#### The exercise:
Repeat every entry in the listing below, exactly.

#### Dataset extract:

+ + + + +

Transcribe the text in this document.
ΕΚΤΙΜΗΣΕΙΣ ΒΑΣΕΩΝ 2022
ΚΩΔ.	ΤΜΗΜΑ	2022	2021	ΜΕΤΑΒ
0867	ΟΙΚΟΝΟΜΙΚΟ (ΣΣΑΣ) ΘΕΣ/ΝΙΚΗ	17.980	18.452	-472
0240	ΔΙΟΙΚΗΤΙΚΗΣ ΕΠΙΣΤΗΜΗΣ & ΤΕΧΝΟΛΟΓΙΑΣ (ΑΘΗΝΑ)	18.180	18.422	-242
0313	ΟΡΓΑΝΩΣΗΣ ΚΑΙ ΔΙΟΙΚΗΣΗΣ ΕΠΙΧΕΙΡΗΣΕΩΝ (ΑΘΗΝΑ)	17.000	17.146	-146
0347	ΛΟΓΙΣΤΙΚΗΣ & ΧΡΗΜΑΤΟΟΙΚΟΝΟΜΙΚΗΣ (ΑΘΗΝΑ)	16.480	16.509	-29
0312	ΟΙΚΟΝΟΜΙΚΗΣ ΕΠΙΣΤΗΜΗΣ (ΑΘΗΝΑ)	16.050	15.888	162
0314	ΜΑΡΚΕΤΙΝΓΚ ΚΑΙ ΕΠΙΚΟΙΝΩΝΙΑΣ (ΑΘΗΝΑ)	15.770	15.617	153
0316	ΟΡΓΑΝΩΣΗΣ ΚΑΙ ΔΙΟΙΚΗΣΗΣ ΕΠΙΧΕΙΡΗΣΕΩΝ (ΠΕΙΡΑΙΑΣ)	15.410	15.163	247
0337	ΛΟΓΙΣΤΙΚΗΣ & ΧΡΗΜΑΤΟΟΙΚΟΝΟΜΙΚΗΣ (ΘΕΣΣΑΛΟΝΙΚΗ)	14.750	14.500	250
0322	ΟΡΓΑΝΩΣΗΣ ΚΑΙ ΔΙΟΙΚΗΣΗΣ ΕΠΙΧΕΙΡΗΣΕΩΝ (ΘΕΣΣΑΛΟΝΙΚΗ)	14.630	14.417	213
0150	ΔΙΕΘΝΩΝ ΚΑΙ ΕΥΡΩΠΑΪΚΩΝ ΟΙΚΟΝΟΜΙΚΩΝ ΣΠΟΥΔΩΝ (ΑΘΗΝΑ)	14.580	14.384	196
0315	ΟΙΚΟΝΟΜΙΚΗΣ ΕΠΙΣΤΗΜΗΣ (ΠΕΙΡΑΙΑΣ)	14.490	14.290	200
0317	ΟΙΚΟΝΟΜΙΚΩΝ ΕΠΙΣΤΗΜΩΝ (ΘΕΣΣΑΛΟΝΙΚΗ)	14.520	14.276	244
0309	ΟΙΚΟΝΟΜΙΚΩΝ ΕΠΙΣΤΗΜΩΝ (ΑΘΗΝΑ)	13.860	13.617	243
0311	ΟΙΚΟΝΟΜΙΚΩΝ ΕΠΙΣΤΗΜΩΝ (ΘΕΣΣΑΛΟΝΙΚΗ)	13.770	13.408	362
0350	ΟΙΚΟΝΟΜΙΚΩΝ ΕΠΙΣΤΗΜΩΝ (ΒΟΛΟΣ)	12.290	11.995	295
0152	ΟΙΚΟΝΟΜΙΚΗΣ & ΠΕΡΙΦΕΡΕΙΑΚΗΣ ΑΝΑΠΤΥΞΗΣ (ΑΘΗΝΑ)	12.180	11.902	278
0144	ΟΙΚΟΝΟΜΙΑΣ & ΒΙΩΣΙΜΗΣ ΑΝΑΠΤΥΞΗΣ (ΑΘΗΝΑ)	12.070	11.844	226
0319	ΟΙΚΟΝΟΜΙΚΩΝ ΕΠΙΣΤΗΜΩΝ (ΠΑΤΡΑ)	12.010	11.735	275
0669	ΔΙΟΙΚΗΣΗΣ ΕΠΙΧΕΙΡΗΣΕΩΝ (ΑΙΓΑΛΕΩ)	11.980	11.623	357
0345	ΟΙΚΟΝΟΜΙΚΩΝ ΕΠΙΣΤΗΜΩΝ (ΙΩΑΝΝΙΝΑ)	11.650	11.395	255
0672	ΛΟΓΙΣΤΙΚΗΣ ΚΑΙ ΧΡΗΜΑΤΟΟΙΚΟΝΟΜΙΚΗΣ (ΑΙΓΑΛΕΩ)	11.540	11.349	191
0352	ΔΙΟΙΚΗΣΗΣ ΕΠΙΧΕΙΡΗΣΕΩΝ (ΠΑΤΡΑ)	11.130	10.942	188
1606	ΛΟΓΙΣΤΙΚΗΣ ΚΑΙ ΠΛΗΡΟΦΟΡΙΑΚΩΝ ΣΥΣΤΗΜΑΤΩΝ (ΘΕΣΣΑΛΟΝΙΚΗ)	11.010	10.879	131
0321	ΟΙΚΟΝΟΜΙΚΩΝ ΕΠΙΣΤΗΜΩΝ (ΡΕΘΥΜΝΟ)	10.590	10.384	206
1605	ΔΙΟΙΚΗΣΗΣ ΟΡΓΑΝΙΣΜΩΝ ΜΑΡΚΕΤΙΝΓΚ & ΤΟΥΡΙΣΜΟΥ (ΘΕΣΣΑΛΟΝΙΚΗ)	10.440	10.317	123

+ + + + +

#### Full solution:
Transcribe the text in this document.
ΕΚΤΙΜΗΣΕΙΣ ΒΑΣΕΩΝ 2022
ΚΩΔ.	ΤΜΗΜΑ	2022	2021	ΜΕΤΑΒ
0867	ΟΙΚΟΝΟΜΙΚΟ (ΣΣΑΣ) ΘΕΣ/ΝΙΚΗ	17.980	18.452	-472
0240	ΔΙΟΙΚΗΤΙΚΗΣ ΕΠΙΣΤΗΜΗΣ & ΤΕΧΝΟΛΟΓΙΑΣ (ΑΘΗΝΑ)	18.180	18.422	-242
0313	ΟΡΓΑΝΩΣΗΣ ΚΑΙ ΔΙΟΙΚΗΣΗΣ ΕΠΙΧΕΙΡΗΣΕΩΝ (ΑΘΗΝΑ)	17.000	17.146	-146
0347	ΛΟΓΙΣΤΙΚΗΣ & ΧΡΗΜΑΤΟΟΙΚΟΝΟΜΙΚΗΣ (ΑΘΗΝΑ)	16.480	16.509	-29
0312	ΟΙΚΟΝΟΜΙΚΗΣ ΕΠΙΣΤΗΜΗΣ (ΑΘΗΝΑ)	16.050	15.888	162
0314	ΜΑΡΚΕΤΙΝΓΚ ΚΑΙ ΕΠΙΚΟΙΝΩΝΙΑΣ (ΑΘΗΝΑ)	15.770	15.617	153
0316	ΟΡΓΑΝΩΣΗΣ ΚΑΙ ΔΙΟΙΚΗΣΗΣ ΕΠΙΧΕΙΡΗΣΕΩΝ (ΠΕΙΡΑΙΑΣ)	15.410	15.163	247
0337	ΛΟΓΙΣΤΙΚΗΣ & ΧΡΗΜΑΤΟΟΙΚΟΝΟΜΙΚΗΣ (ΘΕΣΣΑΛΟΝΙΚΗ)	14.750	14.500	250
0322	ΟΡΓΑΝΩΣΗΣ ΚΑΙ ΔΙΟΙΚΗΣΗΣ ΕΠΙΧΕΙΡΗΣΕΩΝ (ΘΕΣΣΑΛΟΝΙΚΗ)	14.630	14.417	213
0150	ΔΙΕΘΝΩΝ ΚΑΙ ΕΥΡΩΠΑΪΚΩΝ ΟΙΚΟΝΟΜΙΚΩΝ ΣΠΟΥΔΩΝ (ΑΘΗΝΑ)	14.580	14.384	196
0315	ΟΙΚΟΝΟΜΙΚΗΣ ΕΠΙΣΤΗΜΗΣ (ΠΕΙΡΑΙΑΣ)	14.490	14.290	200
0317	ΟΙΚΟΝΟΜΙΚΩΝ ΕΠΙΣΤΗΜΩΝ (ΘΕΣΣΑΛΟΝΙΚΗ)	14.520	14.276	244
0309	ΟΙΚΟΝΟΜΙΚΩΝ ΕΠΙΣΤΗΜΩΝ (ΑΘΗΝΑ)	13.860	13.617	243
0311	ΟΙΚΟΝΟΜΙΚΩΝ ΕΠΙΣΤΗΜΩΝ (ΘΕΣΣΑΛΟΝΙΚΗ)	13.770	13.408	362
0350	ΟΙΚΟΝΟΜΙΚΩΝ ΕΠΙΣΤΗΜΩΝ (ΒΟΛΟΣ)	12.290	11.995	295
0152	ΟΙΚΟΝΟΜΙΚΗΣ & ΠΕΡΙΦΕΡΕΙΑΚΗΣ ΑΝΑΠΤΥΞΗΣ (ΑΘΗΝΑ)	12.180	11.902	278
0144	ΟΙΚΟΝΟΜΙΑΣ & ΒΙΩΣΙΜΗΣ ΑΝΑΠΤΥΞΗΣ (ΑΘΗΝΑ)	12.070	11.844	226
0319	ΟΙΚΟΝΟΜΙΚΩΝ ΕΠΙΣΤΗΜΩΝ (ΠΑΤΡΑ)	12.010	11.735	275
0669	ΔΙΟΙΚΗΣΗΣ ΕΠΙΧΕΙΡΗΣΕΩΝ (ΑΙΓΑΛΕΩ)	11.980	11.623	357
0345	ΟΙΚΟΝΟΜΙΚΩΝ ΕΠΙΣΤΗΜΩΝ (ΙΩΑΝΝΙΝΑ)	11.650	11.395	255
0672	ΛΟΓΙΣΤΙΚΗΣ ΚΑΙ ΧΡΗΜΑΤΟΟΙΚΟΝΟΜΙΚΗΣ (ΑΙΓΑΛΕΩ)	11.540	11.349	191
0352	ΔΙΟΙΚΗΣΗΣ ΕΠΙΧΕΙΡΗΣΕΩΝ (ΠΑΤΡΑ)	11.130	10.942	188
1606	ΛΟΓΙΣΤΙΚΗΣ ΚΑΙ ΠΛΗΡΟΦΟΡΙΑΚΩΝ ΣΥΣΤΗΜΑΤΩΝ (ΘΕΣΣΑΛΟΝΙΚΗ)	11.010	10.879	131
0321	ΟΙΚΟΝΟΜΙΚΩΝ ΕΠΙΣΤΗΜΩΝ (ΡΕΘΥΜΝΟ)	10.590	10.384	206
1605	ΔΙΟΙΚΗΣΗΣ ΟΡΓΑΝΙΣΜΩΝ ΜΑΡΚΕΤΙΝΓΚ & ΤΟΥΡΙΣΜΟΥ (ΘΕΣΣΑΛΟΝΙΚΗ)	10.440	10.317	123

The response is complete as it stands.